• _Data section_
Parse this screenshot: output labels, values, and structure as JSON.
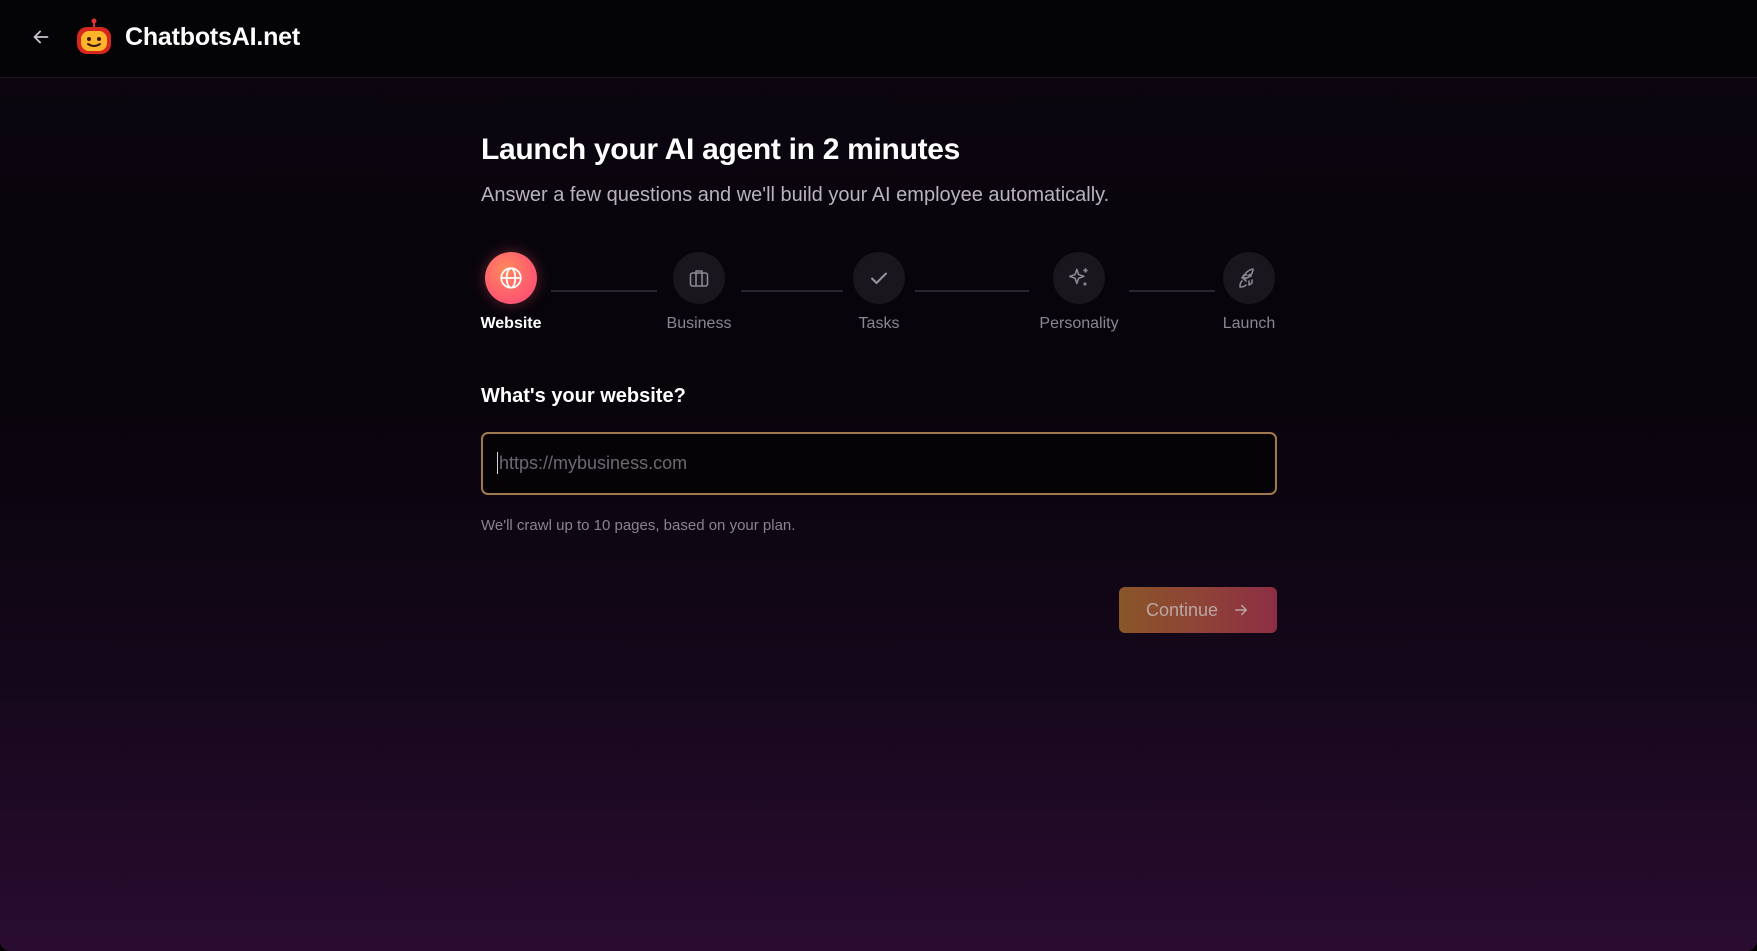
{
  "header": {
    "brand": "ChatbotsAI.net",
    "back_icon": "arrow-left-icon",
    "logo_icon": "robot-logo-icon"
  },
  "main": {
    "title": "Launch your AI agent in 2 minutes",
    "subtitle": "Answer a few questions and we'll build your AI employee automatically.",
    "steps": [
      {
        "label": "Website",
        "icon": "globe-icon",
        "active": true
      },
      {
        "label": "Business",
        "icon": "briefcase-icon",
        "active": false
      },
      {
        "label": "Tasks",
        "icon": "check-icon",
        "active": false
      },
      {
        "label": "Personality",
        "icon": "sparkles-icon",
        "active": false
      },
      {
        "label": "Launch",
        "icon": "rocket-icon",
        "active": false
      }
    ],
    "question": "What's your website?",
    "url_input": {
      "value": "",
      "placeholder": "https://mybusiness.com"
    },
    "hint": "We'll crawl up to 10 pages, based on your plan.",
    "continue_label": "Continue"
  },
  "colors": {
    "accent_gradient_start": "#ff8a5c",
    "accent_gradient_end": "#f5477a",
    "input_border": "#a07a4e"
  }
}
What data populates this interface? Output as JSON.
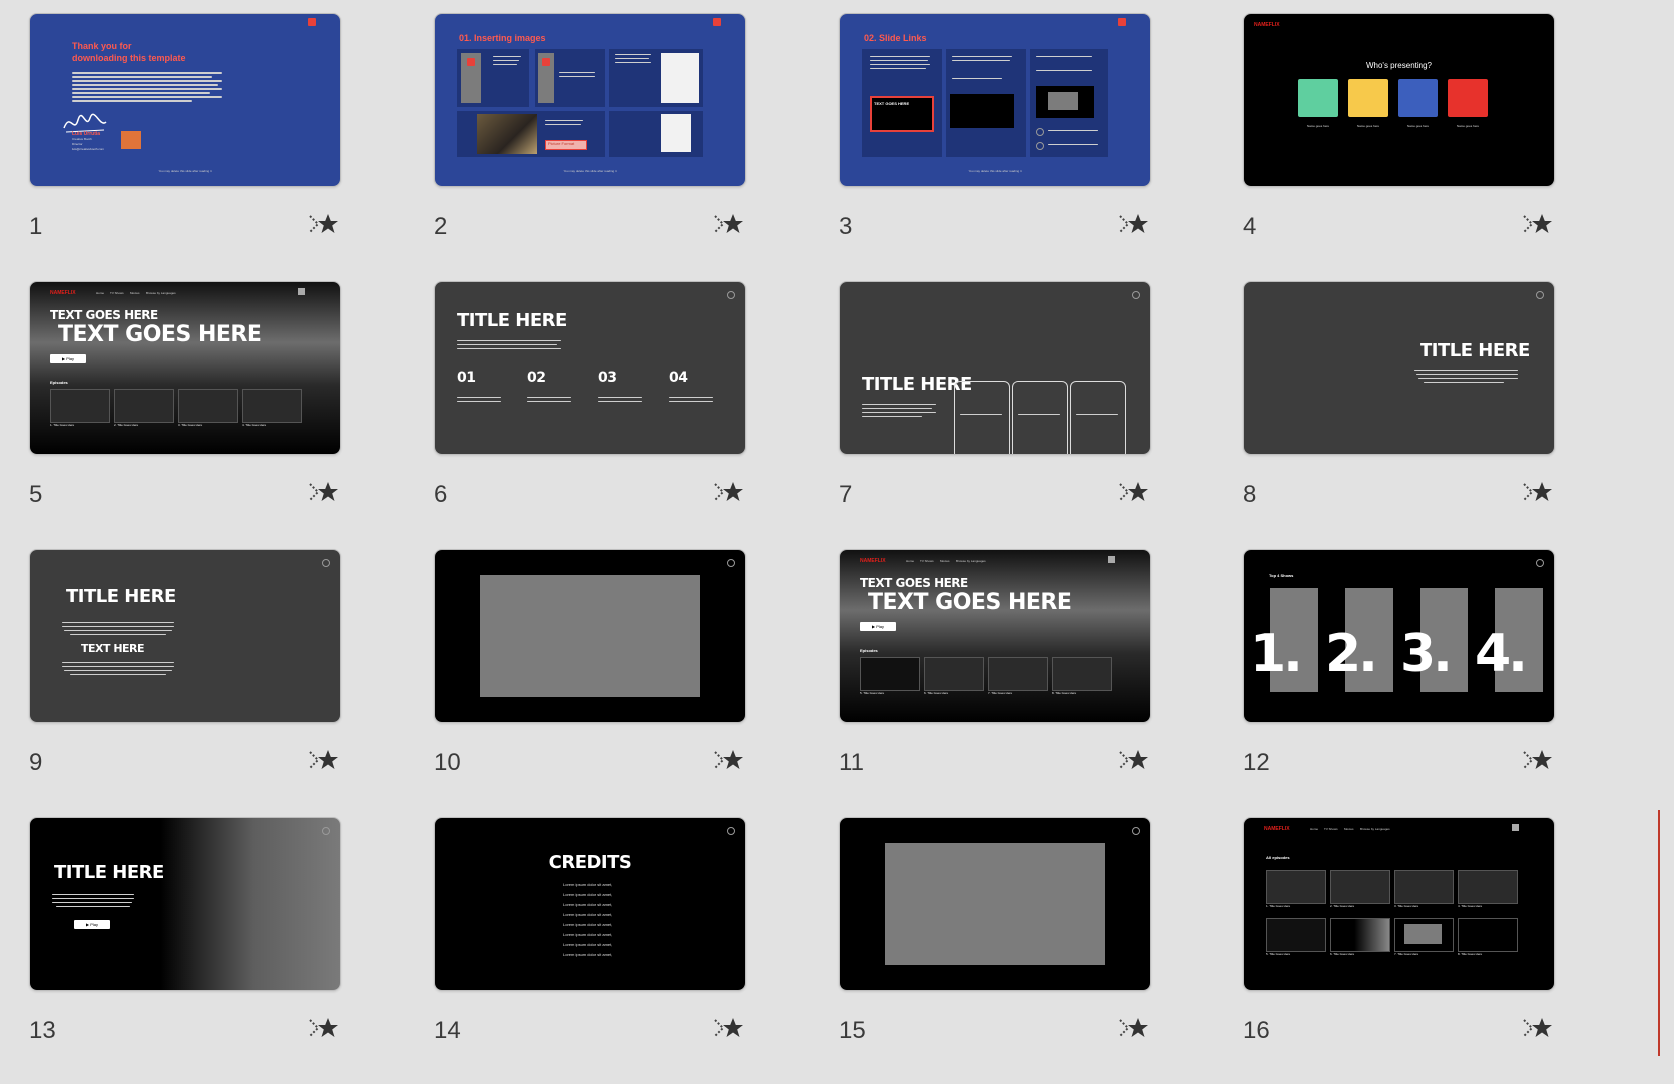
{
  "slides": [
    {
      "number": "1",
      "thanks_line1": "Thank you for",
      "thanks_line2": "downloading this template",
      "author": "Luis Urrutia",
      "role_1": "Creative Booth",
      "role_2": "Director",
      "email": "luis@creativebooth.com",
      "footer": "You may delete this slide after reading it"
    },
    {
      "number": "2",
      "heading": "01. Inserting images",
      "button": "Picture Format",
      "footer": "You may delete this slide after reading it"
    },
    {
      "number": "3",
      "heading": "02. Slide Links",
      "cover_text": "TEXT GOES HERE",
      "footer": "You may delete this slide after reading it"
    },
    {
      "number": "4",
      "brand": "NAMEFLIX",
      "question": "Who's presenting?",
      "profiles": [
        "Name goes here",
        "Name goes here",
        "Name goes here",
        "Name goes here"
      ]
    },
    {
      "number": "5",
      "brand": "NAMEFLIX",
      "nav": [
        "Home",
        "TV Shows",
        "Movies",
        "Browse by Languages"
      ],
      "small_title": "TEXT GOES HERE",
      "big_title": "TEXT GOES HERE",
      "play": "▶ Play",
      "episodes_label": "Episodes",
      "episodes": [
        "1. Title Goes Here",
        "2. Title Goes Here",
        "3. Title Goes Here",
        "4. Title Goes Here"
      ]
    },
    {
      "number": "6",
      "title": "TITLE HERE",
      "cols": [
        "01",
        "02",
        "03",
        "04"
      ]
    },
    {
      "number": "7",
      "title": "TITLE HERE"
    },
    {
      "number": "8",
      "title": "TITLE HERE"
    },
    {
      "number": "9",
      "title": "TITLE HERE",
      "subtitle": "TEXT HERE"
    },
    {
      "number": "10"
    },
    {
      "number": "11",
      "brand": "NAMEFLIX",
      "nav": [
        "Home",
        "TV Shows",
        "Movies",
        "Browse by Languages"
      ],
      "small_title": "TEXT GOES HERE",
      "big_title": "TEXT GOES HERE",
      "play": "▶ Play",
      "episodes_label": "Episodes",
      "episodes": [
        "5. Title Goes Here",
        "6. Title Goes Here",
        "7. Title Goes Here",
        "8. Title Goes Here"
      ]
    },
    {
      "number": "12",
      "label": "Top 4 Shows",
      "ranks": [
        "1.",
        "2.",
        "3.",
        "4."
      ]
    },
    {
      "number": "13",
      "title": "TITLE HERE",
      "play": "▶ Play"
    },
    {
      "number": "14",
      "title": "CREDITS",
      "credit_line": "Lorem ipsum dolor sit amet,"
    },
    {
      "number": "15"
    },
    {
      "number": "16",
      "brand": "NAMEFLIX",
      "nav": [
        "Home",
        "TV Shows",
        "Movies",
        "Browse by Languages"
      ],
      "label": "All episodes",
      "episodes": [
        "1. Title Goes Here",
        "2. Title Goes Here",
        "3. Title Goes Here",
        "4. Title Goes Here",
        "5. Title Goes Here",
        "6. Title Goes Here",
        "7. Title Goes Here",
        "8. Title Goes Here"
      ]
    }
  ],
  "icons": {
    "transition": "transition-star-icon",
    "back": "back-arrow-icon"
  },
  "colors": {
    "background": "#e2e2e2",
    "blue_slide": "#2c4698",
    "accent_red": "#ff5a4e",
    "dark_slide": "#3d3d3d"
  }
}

• _Instructions to follow_
Copy each line holding the word "Launch" from the listing above.

• _Result of the task_
    "title": "Launch your AI agent in 2 minutes",
        "label": "Launch",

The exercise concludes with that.